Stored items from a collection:
⁂

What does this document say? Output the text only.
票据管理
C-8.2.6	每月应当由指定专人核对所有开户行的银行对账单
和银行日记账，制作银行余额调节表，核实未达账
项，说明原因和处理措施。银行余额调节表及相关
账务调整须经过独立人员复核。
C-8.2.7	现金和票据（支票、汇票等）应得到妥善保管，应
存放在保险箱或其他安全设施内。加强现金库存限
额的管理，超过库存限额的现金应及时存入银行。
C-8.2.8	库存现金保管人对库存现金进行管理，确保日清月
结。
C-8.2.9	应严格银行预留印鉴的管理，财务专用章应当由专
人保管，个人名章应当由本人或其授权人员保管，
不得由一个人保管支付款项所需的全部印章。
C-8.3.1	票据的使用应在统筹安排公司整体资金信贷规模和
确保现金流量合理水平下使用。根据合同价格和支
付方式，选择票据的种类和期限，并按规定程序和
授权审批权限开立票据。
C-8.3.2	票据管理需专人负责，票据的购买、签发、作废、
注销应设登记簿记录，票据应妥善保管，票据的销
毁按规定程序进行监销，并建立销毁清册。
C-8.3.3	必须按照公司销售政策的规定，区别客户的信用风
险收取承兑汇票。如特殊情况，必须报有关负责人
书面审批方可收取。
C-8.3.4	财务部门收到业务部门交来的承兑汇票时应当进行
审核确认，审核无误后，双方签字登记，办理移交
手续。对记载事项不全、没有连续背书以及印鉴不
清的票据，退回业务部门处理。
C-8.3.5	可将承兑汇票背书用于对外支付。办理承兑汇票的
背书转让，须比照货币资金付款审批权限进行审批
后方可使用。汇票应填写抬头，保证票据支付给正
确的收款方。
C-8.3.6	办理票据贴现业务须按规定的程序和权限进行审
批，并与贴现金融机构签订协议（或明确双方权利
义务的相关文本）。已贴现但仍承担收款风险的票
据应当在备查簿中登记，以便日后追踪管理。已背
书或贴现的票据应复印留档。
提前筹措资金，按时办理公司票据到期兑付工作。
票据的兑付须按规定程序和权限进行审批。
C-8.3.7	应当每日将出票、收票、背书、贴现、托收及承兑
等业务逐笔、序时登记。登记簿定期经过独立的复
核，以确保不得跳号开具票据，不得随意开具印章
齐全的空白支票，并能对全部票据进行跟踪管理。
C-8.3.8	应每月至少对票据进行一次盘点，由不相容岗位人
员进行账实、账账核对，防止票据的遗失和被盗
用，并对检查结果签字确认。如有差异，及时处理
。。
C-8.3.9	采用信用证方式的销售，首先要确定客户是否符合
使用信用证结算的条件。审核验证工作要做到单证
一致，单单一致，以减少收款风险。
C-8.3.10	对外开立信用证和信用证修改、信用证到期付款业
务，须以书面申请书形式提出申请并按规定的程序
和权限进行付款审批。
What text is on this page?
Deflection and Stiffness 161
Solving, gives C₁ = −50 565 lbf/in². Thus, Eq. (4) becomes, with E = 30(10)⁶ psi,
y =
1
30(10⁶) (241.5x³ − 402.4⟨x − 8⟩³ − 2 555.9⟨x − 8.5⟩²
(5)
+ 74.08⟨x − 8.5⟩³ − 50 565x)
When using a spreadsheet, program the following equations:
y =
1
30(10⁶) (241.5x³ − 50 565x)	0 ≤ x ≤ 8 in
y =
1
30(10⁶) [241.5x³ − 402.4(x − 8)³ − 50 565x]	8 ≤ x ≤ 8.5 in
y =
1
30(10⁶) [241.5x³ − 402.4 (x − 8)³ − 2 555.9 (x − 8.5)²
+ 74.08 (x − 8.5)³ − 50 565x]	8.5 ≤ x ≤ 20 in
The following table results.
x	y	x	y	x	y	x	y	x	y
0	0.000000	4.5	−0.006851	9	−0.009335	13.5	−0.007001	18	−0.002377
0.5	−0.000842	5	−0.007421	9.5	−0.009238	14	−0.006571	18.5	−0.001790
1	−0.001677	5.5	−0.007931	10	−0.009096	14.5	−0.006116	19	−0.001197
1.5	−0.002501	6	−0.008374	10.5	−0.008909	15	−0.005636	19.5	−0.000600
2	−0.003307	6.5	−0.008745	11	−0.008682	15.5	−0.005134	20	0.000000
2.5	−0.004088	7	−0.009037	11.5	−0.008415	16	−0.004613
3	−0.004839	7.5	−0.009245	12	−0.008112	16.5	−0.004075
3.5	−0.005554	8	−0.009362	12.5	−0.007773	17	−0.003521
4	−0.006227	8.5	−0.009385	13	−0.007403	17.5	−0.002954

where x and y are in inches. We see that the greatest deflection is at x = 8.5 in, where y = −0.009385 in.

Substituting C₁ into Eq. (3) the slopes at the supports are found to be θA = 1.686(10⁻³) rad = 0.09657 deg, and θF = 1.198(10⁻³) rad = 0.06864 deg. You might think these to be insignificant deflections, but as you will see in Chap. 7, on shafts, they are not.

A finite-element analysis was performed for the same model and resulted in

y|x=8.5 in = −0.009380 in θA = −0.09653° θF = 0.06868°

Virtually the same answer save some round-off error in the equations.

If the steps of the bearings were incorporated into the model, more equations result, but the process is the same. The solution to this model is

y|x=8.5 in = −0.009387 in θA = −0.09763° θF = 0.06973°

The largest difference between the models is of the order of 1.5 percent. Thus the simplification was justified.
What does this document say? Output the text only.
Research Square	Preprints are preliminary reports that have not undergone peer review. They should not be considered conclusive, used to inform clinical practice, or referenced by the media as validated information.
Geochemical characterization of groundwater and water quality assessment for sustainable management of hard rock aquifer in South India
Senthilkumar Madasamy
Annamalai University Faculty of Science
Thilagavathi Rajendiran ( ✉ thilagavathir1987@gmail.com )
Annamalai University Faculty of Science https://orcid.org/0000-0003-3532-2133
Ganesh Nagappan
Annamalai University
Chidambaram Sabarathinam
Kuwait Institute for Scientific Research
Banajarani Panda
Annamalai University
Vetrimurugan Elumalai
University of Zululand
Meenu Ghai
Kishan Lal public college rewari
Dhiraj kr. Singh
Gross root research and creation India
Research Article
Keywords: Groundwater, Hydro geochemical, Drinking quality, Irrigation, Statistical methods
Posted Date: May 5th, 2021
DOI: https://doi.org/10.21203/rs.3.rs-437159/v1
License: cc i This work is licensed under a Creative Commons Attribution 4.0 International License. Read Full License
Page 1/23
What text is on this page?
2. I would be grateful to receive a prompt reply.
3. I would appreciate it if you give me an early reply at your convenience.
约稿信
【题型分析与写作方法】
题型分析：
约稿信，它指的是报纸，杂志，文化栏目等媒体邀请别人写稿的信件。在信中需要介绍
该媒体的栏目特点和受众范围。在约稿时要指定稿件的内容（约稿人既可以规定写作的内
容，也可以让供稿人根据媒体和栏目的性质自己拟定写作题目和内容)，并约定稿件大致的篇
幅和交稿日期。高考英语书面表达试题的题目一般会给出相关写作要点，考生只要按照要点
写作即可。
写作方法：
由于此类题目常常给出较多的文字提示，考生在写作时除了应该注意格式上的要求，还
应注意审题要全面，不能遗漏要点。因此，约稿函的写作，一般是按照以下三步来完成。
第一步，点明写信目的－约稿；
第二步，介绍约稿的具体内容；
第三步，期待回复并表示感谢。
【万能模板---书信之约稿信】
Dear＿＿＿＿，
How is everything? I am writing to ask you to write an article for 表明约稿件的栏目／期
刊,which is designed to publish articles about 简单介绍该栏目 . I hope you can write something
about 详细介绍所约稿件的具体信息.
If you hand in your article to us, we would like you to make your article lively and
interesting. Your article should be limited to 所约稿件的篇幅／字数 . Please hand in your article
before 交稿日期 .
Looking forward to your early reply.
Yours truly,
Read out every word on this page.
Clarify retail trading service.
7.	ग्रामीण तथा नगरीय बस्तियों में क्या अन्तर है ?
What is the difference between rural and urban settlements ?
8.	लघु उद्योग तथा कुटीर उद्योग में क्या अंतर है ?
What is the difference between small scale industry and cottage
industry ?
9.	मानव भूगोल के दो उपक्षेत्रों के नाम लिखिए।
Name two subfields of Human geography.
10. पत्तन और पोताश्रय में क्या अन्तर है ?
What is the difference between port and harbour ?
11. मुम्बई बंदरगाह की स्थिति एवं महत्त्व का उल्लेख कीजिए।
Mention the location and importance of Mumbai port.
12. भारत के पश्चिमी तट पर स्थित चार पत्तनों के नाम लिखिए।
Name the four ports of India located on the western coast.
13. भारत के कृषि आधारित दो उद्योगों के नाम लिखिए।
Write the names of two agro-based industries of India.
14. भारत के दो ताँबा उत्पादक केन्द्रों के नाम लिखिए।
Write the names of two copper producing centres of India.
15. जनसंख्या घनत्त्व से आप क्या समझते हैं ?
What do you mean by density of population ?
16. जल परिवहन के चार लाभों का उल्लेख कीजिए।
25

⁂

The problem: Where a line above includes "University", copy that line.

Exercise solution:
Annamalai University Faculty of Science
Annamalai University Faculty of Science https://orcid.org/0000-0003-3532-2133
Annamalai University
Annamalai University
University of Zululand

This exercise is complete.